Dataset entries
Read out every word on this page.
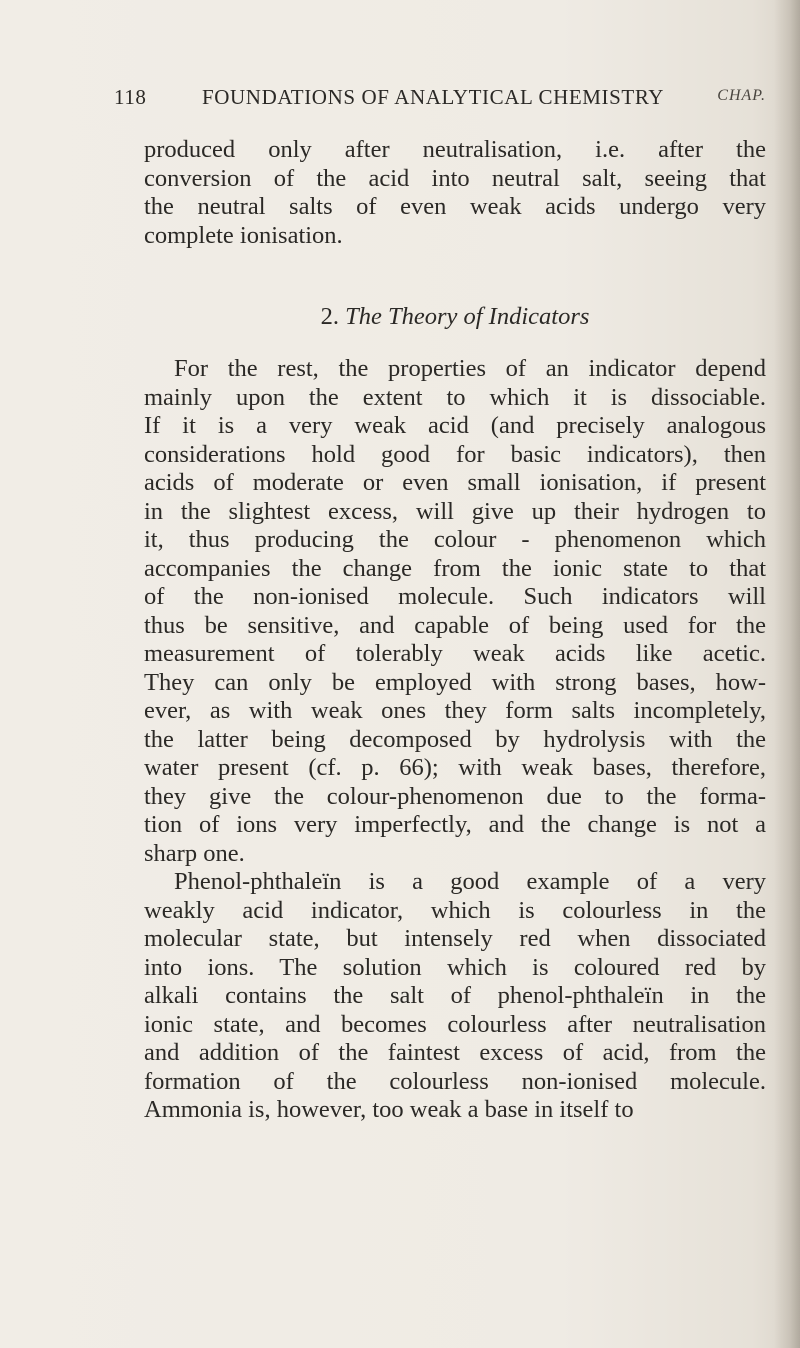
118	FOUNDATIONS OF ANALYTICAL CHEMISTRY	CHAP.
produced only after neutralisation, i.e. after the
conversion of the acid into neutral salt, seeing that
the neutral salts of even weak acids undergo very
complete ionisation.
2. The Theory of Indicators
For the rest, the properties of an indicator depend
mainly upon the extent to which it is dissociable.
If it is a very weak acid (and precisely analogous
considerations hold good for basic indicators), then
acids of moderate or even small ionisation, if present
in the slightest excess, will give up their hydrogen to
it, thus producing the colour - phenomenon which
accompanies the change from the ionic state to that
of the non-ionised molecule. Such indicators will
thus be sensitive, and capable of being used for the
measurement of tolerably weak acids like acetic.
They can only be employed with strong bases, how-
ever, as with weak ones they form salts incompletely,
the latter being decomposed by hydrolysis with the
water present (cf. p. 66); with weak bases, therefore,
they give the colour-phenomenon due to the forma-
tion of ions very imperfectly, and the change is not a
sharp one.
Phenol-phthaleïn is a good example of a very
weakly acid indicator, which is colourless in the
molecular state, but intensely red when dissociated
into ions. The solution which is coloured red by
alkali contains the salt of phenol-phthaleïn in the
ionic state, and becomes colourless after neutralisation
and addition of the faintest excess of acid, from the
formation of the colourless non-ionised molecule.
Ammonia is, however, too weak a base in itself to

Work instructions
Using the material above, gather every line that includes "colourless".

Task response
weakly acid indicator, which is colourless in the
ionic state, and becomes colourless after neutralisation
formation of the colourless non-ionised molecule.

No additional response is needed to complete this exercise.